DESCRIPTION OF THE TASK: Search the material below for the string "CATARINA" and list each line that holds it.

Data entries:
::::

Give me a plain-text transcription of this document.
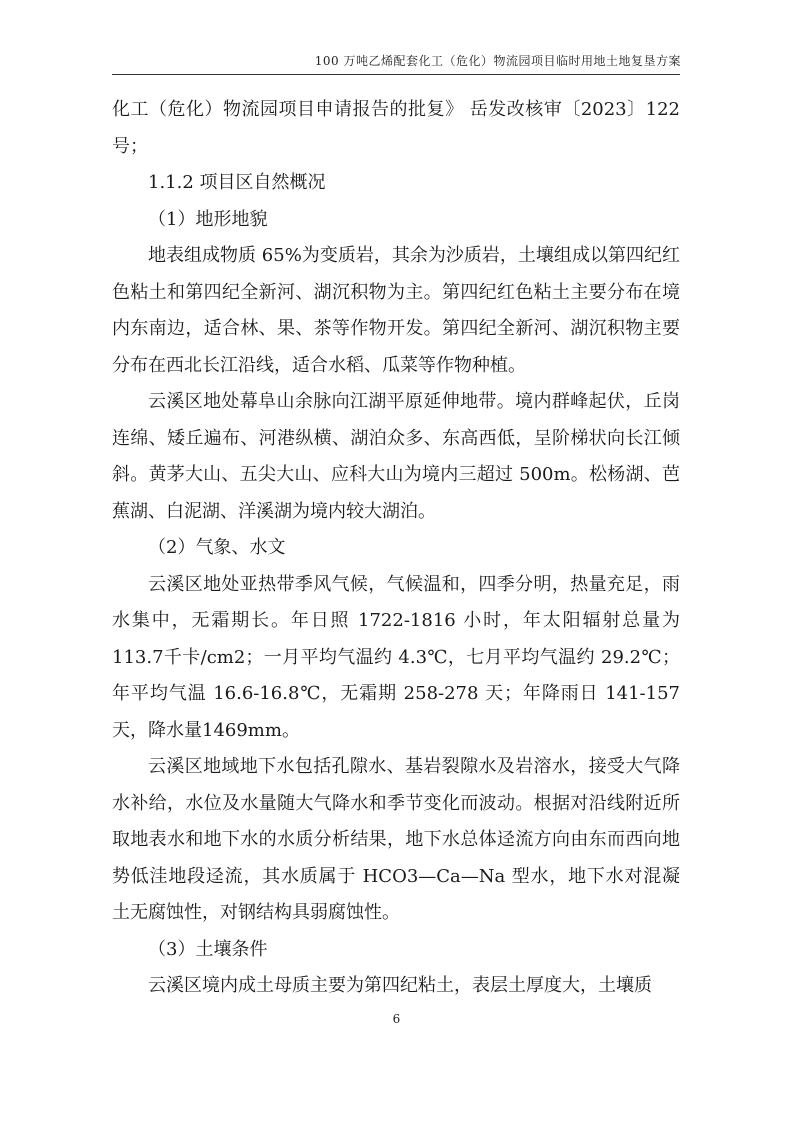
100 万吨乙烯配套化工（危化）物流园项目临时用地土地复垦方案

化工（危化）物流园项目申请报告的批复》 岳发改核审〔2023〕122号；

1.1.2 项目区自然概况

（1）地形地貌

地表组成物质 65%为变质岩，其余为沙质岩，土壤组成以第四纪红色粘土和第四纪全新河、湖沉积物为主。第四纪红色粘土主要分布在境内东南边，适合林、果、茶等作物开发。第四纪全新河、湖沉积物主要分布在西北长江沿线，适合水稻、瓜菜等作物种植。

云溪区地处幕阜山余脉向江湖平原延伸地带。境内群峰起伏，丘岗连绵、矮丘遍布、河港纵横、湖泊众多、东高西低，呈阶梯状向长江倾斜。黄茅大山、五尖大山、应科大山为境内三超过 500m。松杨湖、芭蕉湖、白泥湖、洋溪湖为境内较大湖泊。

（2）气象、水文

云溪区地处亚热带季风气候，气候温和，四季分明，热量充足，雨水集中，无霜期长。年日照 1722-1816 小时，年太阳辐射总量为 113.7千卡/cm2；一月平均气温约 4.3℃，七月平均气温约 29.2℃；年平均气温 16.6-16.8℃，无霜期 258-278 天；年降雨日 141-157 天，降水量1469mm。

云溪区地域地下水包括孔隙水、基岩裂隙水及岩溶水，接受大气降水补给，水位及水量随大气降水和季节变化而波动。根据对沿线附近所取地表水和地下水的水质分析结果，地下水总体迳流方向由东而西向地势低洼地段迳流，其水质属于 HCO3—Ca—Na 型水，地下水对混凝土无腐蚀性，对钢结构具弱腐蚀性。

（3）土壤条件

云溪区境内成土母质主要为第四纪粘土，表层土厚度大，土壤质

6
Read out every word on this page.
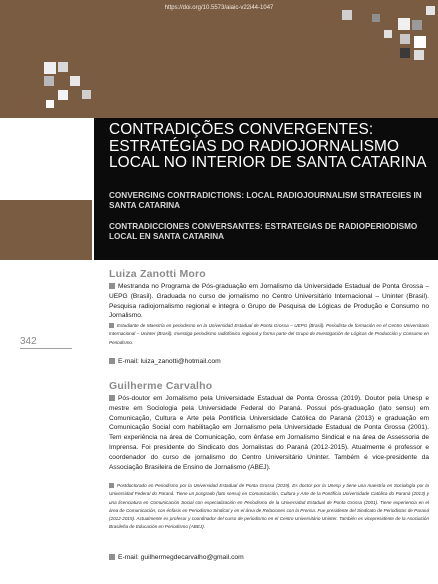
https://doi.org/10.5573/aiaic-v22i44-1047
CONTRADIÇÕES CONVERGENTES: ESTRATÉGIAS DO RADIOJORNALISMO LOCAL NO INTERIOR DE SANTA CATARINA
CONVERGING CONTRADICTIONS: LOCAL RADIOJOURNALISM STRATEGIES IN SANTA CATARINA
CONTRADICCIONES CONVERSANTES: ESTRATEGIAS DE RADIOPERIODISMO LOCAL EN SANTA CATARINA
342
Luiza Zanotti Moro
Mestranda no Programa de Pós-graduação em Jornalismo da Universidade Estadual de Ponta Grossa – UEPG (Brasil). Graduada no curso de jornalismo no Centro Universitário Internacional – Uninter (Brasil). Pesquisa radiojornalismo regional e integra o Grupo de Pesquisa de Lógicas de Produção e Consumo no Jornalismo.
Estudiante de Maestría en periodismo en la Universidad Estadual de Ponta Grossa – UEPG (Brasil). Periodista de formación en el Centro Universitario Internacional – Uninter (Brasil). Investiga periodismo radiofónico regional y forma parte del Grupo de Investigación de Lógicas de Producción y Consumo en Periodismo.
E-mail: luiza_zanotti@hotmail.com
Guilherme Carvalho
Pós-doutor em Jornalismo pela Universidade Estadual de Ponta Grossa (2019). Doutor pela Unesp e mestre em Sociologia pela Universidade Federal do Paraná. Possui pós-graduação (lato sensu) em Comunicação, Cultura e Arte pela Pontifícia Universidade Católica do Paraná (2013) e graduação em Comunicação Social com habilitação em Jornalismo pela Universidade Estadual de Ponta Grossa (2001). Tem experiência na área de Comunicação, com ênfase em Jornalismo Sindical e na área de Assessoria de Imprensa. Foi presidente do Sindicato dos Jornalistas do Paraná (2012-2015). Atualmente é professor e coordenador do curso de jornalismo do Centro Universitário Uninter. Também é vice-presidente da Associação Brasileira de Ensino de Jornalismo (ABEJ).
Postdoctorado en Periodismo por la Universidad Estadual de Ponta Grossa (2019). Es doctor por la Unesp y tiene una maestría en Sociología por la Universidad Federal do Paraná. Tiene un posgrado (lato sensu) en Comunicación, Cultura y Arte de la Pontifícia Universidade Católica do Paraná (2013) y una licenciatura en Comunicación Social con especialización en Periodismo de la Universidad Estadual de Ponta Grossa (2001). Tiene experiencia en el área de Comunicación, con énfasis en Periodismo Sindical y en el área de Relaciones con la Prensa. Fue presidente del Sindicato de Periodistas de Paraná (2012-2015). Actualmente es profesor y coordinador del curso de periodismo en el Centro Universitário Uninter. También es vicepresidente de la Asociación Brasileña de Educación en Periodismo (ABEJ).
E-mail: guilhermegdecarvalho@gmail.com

::::

WRITTEN ANSWER:
CONTRADIÇÕES CONVERGENTES: ESTRATÉGIAS DO RADIOJORNALISMO LOCAL NO INTERIOR DE SANTA CATARINA
CONVERGING CONTRADICTIONS: LOCAL RADIOJOURNALISM STRATEGIES IN SANTA CATARINA
CONTRADICCIONES CONVERSANTES: ESTRATEGIAS DE RADIOPERIODISMO LOCAL EN SANTA CATARINA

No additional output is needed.